Your task is to give the number of lines in the listing that include "Today", and nothing else.
******
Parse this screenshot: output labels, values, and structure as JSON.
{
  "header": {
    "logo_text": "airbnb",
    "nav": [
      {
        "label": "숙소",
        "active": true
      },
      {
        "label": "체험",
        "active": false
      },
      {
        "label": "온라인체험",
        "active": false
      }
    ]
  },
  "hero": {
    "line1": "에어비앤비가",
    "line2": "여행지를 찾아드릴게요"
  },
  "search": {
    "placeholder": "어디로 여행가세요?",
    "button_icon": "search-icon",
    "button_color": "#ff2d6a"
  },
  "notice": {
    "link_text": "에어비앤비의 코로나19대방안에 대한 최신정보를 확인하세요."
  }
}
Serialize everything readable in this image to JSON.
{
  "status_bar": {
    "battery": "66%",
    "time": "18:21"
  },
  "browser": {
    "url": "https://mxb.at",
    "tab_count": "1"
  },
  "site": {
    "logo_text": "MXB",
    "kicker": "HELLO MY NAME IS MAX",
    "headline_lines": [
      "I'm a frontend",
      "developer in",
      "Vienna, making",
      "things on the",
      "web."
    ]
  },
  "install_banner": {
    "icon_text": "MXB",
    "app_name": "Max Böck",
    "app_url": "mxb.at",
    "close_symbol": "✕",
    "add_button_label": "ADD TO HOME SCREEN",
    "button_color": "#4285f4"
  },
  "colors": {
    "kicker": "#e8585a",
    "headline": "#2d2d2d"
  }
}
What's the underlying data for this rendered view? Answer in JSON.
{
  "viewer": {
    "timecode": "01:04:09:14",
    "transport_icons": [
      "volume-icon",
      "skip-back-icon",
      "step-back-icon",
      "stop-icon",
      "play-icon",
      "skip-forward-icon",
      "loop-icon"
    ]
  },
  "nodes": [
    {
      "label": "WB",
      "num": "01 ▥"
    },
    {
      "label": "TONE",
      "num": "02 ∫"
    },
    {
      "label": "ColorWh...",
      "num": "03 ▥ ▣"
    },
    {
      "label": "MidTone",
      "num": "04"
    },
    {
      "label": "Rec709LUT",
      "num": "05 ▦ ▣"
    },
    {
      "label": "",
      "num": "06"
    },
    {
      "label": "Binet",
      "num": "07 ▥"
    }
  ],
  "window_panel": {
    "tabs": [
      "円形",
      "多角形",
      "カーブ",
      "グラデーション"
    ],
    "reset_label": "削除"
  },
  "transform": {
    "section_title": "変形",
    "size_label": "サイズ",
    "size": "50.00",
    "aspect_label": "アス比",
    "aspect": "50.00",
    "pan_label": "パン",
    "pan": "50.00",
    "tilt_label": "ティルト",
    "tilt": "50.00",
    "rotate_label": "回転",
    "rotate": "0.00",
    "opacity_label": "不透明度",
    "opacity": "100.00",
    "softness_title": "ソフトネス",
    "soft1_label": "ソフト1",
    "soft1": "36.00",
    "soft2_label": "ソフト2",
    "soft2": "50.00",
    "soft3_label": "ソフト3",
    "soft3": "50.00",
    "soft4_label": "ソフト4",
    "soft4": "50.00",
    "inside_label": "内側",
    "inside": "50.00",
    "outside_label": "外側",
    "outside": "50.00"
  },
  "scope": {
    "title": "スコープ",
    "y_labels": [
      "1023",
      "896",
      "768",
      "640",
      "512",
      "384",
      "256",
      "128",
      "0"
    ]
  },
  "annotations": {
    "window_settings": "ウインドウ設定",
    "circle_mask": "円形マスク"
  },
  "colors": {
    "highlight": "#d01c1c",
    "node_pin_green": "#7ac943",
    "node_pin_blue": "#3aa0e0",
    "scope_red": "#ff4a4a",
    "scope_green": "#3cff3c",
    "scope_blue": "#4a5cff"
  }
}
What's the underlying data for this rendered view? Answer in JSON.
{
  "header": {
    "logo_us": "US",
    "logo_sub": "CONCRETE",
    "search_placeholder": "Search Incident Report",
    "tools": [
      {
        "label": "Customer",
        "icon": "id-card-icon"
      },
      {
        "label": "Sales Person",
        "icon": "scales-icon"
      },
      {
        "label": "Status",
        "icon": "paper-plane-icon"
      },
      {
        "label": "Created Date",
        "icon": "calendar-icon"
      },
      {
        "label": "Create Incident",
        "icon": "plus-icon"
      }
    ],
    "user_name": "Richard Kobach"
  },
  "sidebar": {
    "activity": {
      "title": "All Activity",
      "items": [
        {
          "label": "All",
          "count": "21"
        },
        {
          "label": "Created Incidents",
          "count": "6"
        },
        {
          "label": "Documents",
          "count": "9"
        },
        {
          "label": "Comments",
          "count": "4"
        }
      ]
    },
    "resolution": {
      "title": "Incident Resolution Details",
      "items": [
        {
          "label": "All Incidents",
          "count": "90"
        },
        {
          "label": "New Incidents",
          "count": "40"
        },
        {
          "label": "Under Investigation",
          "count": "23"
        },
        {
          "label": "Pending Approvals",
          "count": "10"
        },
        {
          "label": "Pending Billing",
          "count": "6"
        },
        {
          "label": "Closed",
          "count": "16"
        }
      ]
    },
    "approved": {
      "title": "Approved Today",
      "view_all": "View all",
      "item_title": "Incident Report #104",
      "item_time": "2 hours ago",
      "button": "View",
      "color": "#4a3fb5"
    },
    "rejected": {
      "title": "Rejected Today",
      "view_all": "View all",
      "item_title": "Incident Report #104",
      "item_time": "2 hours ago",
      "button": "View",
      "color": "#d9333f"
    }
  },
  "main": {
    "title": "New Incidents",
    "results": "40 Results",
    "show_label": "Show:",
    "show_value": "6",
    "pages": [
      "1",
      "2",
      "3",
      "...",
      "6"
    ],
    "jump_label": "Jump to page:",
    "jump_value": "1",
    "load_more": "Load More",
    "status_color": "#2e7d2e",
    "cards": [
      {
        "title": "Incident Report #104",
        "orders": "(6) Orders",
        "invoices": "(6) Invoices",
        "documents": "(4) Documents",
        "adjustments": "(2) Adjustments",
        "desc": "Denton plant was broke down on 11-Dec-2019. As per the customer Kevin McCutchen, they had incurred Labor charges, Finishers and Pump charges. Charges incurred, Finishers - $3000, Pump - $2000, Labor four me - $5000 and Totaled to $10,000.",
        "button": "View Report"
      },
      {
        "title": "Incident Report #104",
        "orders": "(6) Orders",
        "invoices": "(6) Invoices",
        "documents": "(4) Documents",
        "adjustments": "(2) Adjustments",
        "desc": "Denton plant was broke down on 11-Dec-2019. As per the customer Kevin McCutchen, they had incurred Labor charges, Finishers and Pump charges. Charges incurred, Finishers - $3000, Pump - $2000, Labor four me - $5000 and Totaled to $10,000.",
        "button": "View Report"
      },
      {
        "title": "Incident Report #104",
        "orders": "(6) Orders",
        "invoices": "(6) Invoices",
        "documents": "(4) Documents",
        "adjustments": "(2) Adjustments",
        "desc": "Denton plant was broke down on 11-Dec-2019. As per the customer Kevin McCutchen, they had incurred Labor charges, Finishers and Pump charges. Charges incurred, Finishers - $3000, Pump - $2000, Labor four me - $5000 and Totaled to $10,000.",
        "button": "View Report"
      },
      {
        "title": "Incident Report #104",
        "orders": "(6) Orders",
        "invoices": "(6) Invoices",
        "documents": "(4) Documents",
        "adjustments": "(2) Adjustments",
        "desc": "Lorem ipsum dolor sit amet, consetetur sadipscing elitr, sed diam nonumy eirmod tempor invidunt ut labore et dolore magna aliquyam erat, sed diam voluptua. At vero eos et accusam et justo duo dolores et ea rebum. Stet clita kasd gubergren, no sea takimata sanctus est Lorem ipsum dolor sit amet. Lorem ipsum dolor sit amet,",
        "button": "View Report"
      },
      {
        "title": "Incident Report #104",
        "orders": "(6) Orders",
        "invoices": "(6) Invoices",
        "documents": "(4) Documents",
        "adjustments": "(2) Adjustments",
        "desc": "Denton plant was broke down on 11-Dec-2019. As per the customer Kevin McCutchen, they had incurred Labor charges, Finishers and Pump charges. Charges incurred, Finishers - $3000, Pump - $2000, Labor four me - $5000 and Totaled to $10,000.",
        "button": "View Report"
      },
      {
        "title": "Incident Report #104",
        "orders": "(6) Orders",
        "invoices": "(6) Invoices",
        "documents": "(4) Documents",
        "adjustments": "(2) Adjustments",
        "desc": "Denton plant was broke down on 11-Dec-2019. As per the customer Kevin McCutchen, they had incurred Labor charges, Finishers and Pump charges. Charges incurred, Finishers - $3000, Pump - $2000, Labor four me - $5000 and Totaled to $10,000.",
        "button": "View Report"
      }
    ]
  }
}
******
# [FULL ANSWER]
2